## Request
Review the listing and copy each line that holds the word "rest".

━━━ Record set

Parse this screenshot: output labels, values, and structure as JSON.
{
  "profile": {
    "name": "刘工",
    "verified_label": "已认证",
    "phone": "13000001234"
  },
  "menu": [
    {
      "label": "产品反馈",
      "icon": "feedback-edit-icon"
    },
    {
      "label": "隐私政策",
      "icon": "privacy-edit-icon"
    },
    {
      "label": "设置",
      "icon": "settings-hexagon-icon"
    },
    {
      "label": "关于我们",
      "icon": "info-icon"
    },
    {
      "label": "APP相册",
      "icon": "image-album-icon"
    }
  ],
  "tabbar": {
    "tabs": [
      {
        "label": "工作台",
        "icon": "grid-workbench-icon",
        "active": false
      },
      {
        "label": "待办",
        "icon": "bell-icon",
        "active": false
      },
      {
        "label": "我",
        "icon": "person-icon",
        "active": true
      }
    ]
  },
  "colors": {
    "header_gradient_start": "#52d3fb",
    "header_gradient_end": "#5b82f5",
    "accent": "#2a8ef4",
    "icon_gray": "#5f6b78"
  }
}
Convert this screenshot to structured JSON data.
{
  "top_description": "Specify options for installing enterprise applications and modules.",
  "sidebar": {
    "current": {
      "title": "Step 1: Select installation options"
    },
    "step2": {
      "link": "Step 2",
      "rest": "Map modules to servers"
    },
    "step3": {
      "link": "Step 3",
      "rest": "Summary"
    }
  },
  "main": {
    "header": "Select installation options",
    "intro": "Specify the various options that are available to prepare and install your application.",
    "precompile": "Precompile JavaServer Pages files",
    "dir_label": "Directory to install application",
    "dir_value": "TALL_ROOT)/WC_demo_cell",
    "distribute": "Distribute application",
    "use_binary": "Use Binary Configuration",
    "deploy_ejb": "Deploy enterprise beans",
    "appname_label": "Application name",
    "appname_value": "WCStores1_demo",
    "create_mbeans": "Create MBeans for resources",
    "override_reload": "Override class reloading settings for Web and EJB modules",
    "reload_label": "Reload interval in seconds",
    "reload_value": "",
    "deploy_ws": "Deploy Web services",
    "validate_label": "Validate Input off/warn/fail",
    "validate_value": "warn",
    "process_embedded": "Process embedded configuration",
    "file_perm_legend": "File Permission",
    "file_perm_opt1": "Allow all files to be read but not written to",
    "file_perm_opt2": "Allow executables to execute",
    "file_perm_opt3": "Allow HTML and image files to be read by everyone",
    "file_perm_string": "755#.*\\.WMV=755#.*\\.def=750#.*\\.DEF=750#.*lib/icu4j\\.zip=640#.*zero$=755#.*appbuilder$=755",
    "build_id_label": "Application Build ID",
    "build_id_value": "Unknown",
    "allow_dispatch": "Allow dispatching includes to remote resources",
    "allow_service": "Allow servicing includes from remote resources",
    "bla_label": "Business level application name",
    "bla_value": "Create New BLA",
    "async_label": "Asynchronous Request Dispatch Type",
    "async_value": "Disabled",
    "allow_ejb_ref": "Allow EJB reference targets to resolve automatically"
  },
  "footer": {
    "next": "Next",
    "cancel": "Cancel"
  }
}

━━━━━━
━━━ Record set

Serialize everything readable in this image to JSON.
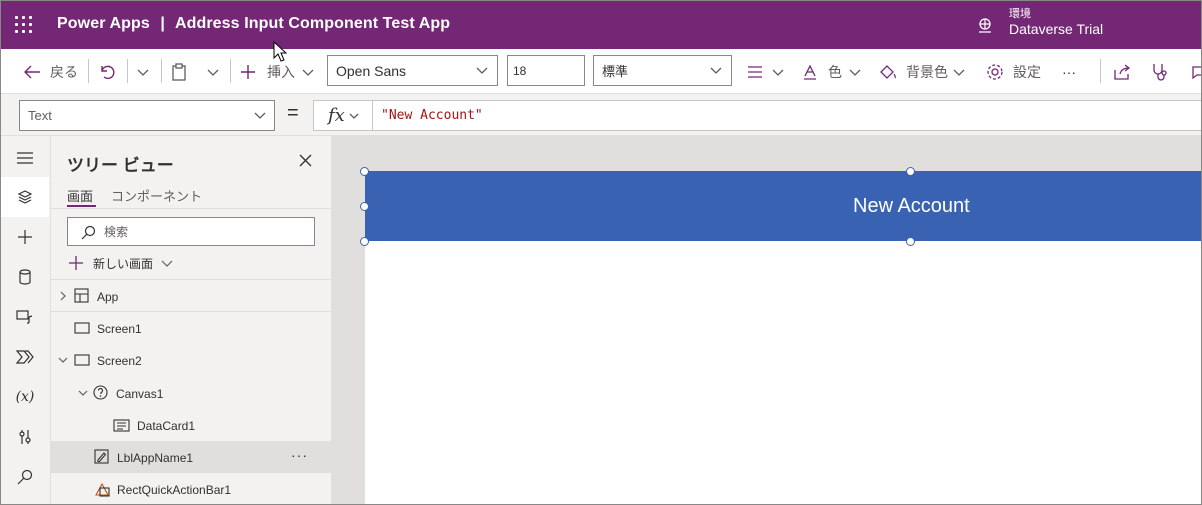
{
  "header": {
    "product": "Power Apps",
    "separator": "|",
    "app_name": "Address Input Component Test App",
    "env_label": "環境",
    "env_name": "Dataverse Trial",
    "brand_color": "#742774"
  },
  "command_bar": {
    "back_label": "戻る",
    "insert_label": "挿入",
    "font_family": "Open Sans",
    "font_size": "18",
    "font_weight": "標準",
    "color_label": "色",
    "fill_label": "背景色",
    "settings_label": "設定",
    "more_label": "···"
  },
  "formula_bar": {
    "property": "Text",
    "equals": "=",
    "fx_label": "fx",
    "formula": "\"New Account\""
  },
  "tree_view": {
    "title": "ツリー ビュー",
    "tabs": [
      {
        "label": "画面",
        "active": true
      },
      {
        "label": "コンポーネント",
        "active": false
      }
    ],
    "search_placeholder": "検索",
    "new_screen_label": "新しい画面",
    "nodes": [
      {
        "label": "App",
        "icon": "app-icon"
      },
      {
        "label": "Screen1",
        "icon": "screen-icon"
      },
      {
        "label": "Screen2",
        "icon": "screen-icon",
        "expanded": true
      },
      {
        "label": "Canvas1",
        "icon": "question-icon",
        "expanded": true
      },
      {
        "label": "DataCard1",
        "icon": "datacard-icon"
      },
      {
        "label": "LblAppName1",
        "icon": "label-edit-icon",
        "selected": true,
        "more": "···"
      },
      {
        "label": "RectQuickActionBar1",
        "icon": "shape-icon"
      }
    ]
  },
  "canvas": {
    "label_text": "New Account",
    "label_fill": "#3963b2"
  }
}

━━━━━━
━━━ Record set

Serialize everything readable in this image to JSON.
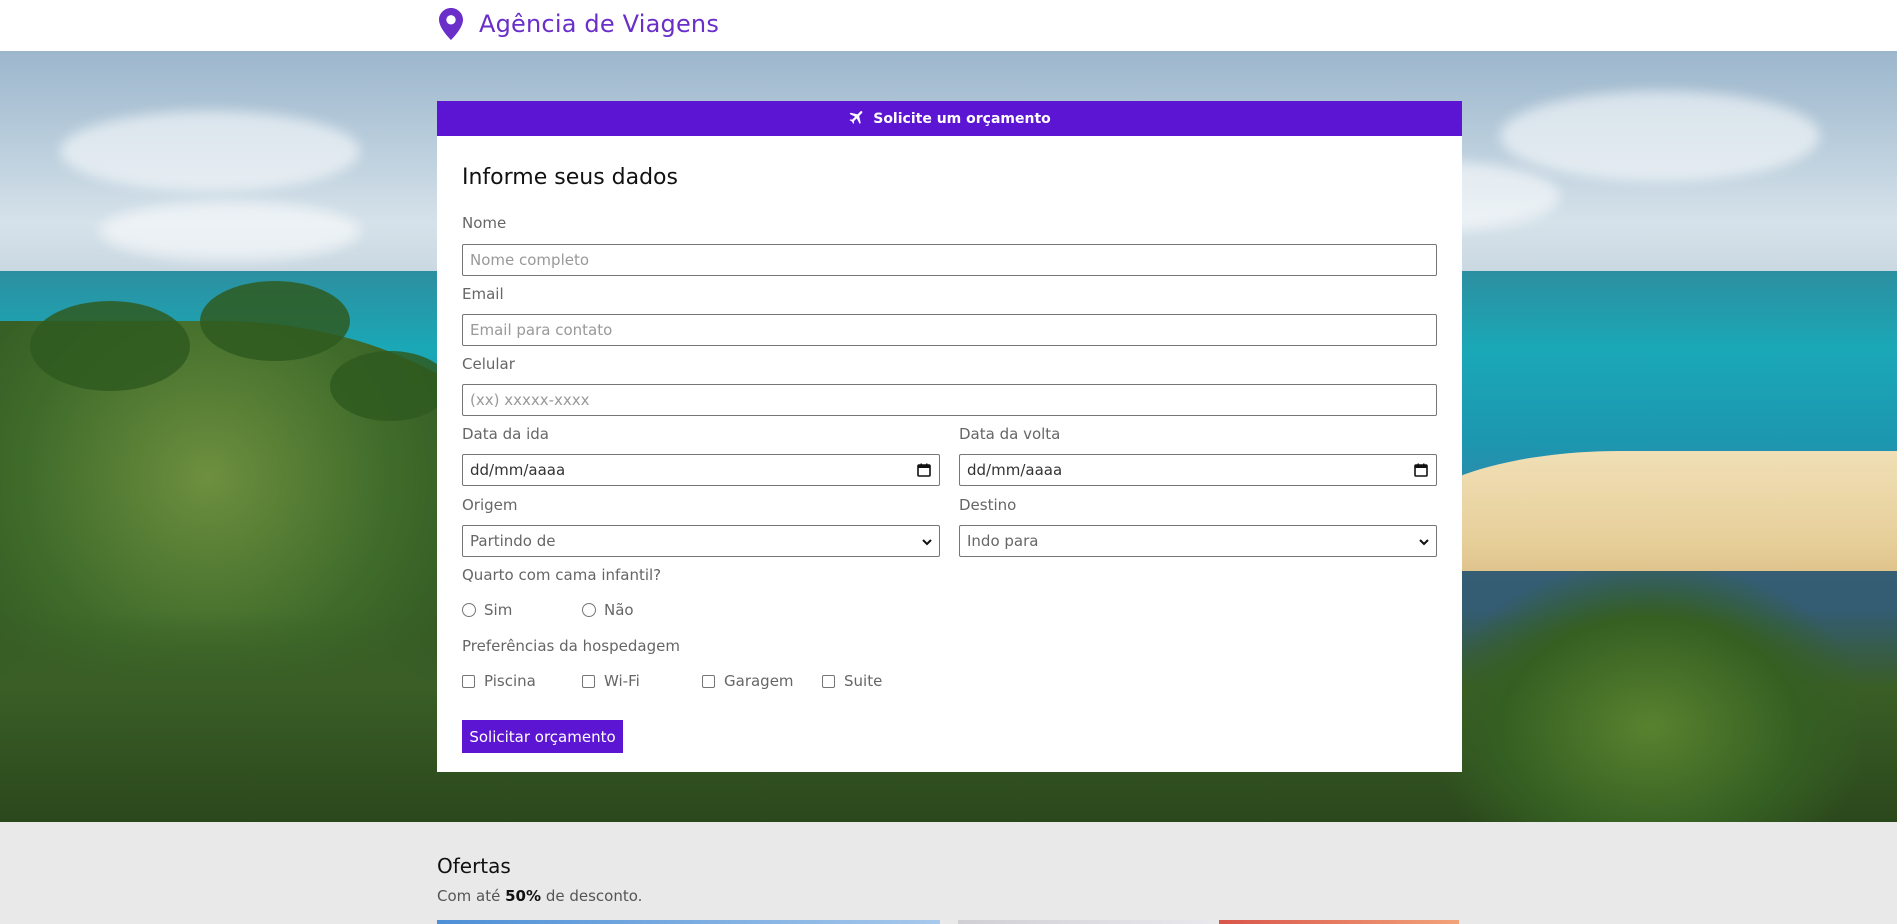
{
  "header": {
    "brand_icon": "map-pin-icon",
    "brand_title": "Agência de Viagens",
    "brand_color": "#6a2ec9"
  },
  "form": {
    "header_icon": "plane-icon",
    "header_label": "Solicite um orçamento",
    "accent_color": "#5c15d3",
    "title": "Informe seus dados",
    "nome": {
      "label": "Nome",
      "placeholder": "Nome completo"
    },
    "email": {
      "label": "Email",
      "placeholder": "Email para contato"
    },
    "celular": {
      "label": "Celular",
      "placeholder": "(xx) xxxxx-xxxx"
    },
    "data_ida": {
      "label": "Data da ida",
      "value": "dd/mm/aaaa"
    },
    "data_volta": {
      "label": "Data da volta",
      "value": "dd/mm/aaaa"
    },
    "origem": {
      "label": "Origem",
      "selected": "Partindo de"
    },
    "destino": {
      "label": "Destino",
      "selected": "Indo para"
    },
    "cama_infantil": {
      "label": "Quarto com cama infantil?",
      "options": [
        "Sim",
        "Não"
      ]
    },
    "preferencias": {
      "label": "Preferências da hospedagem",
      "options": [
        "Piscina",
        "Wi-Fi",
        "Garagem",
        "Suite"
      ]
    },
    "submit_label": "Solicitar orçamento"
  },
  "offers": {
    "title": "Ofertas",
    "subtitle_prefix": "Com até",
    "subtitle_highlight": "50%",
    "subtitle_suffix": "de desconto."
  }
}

━━━━━━

## Written reply
      "rest": "Map modules to servers"
      "rest": "Summary"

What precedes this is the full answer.